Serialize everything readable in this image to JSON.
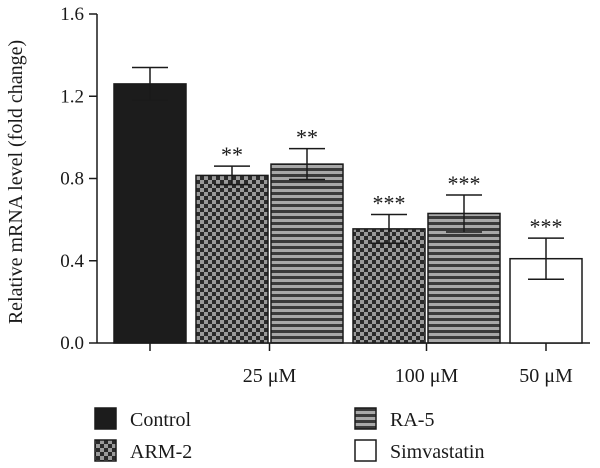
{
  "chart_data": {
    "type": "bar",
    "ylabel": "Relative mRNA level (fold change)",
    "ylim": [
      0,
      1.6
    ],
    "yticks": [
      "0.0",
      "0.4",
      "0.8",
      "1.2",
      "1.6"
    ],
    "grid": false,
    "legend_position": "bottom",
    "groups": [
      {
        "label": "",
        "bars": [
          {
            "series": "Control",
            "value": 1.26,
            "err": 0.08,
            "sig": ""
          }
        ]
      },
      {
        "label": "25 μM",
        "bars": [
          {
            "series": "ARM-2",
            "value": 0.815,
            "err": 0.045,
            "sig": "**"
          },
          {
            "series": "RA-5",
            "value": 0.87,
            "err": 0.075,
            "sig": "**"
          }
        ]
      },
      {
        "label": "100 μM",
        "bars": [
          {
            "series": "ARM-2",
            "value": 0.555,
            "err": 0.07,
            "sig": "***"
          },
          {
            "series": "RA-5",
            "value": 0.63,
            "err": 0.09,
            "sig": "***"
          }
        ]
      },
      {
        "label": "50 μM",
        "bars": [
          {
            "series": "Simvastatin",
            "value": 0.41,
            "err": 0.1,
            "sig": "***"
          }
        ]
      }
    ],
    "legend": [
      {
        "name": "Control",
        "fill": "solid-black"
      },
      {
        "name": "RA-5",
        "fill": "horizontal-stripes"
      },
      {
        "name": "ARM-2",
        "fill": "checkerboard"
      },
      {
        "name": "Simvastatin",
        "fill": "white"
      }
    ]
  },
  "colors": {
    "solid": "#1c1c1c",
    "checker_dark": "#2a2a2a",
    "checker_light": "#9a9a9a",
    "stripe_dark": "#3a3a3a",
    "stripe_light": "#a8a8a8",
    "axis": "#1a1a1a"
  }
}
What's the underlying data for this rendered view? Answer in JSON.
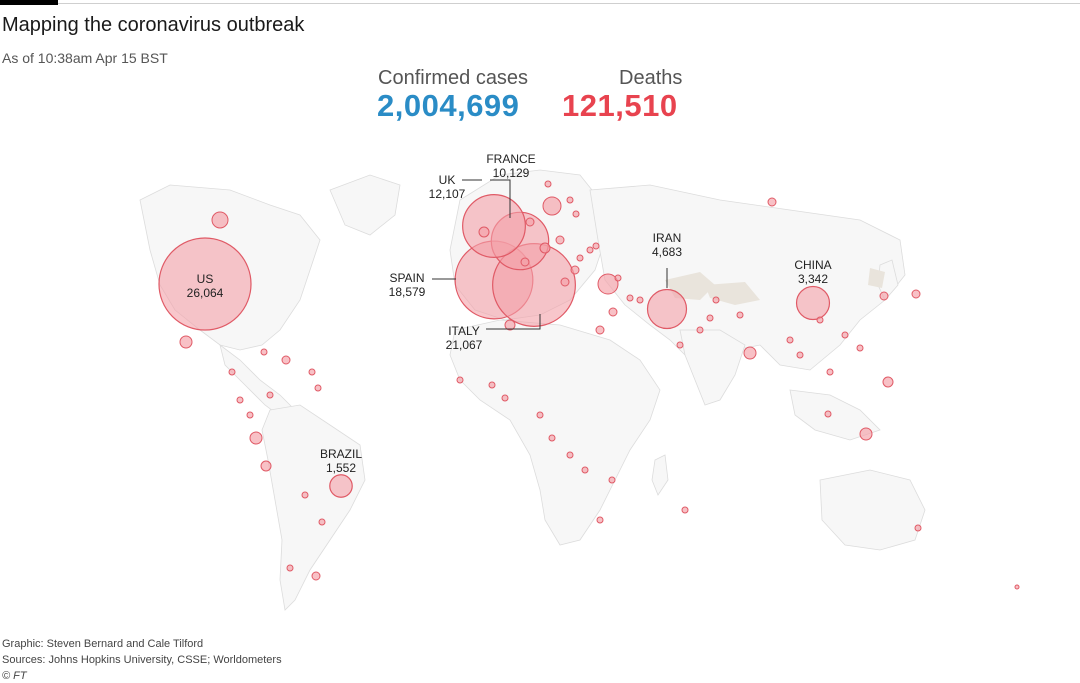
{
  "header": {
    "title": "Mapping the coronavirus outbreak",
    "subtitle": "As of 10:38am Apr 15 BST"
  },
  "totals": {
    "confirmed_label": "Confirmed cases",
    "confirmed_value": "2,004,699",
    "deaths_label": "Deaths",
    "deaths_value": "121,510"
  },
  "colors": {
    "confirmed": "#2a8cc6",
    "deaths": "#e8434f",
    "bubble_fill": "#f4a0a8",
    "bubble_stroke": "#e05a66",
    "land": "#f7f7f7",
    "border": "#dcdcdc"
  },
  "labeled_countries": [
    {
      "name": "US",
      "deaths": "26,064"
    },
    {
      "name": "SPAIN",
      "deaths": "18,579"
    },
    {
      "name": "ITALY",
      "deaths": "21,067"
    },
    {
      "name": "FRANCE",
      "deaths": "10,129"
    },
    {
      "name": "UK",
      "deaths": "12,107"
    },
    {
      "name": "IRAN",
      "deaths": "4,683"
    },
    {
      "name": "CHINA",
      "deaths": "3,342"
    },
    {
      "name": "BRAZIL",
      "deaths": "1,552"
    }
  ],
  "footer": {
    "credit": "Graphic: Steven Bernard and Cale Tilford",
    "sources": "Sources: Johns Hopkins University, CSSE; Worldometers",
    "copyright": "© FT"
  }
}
+ + + + + + +
▸ Task prompt:
Verbatim repeat, images removed: give each entry again exactly as it reads.

▸ Output of the exercise:
Serialize everything readable in this image to JSON.
{
  "chart_data": {
    "type": "bar",
    "ylabel": "Relative mRNA level (fold change)",
    "ylim": [
      0,
      1.6
    ],
    "yticks": [
      "0.0",
      "0.4",
      "0.8",
      "1.2",
      "1.6"
    ],
    "grid": false,
    "legend_position": "bottom",
    "groups": [
      {
        "label": "",
        "bars": [
          {
            "series": "Control",
            "value": 1.26,
            "err": 0.08,
            "sig": ""
          }
        ]
      },
      {
        "label": "25 μM",
        "bars": [
          {
            "series": "ARM-2",
            "value": 0.815,
            "err": 0.045,
            "sig": "**"
          },
          {
            "series": "RA-5",
            "value": 0.87,
            "err": 0.075,
            "sig": "**"
          }
        ]
      },
      {
        "label": "100 μM",
        "bars": [
          {
            "series": "ARM-2",
            "value": 0.555,
            "err": 0.07,
            "sig": "***"
          },
          {
            "series": "RA-5",
            "value": 0.63,
            "err": 0.09,
            "sig": "***"
          }
        ]
      },
      {
        "label": "50 μM",
        "bars": [
          {
            "series": "Simvastatin",
            "value": 0.41,
            "err": 0.1,
            "sig": "***"
          }
        ]
      }
    ],
    "legend": [
      {
        "name": "Control",
        "fill": "solid-black"
      },
      {
        "name": "RA-5",
        "fill": "horizontal-stripes"
      },
      {
        "name": "ARM-2",
        "fill": "checkerboard"
      },
      {
        "name": "Simvastatin",
        "fill": "white"
      }
    ]
  },
  "colors": {
    "solid": "#1c1c1c",
    "checker_dark": "#2a2a2a",
    "checker_light": "#9a9a9a",
    "stripe_dark": "#3a3a3a",
    "stripe_light": "#a8a8a8",
    "axis": "#1a1a1a"
  }
}
What's the underlying data for this rendered view? Answer in JSON.
{
  "header": {
    "title": "Mapping the coronavirus outbreak",
    "subtitle": "As of 10:38am Apr 15 BST"
  },
  "totals": {
    "confirmed_label": "Confirmed cases",
    "confirmed_value": "2,004,699",
    "deaths_label": "Deaths",
    "deaths_value": "121,510"
  },
  "colors": {
    "confirmed": "#2a8cc6",
    "deaths": "#e8434f",
    "bubble_fill": "#f4a0a8",
    "bubble_stroke": "#e05a66",
    "land": "#f7f7f7",
    "border": "#dcdcdc"
  },
  "labeled_countries": [
    {
      "name": "US",
      "deaths": "26,064"
    },
    {
      "name": "SPAIN",
      "deaths": "18,579"
    },
    {
      "name": "ITALY",
      "deaths": "21,067"
    },
    {
      "name": "FRANCE",
      "deaths": "10,129"
    },
    {
      "name": "UK",
      "deaths": "12,107"
    },
    {
      "name": "IRAN",
      "deaths": "4,683"
    },
    {
      "name": "CHINA",
      "deaths": "3,342"
    },
    {
      "name": "BRAZIL",
      "deaths": "1,552"
    }
  ],
  "footer": {
    "credit": "Graphic: Steven Bernard and Cale Tilford",
    "sources": "Sources: Johns Hopkins University, CSSE; Worldometers",
    "copyright": "© FT"
  }
}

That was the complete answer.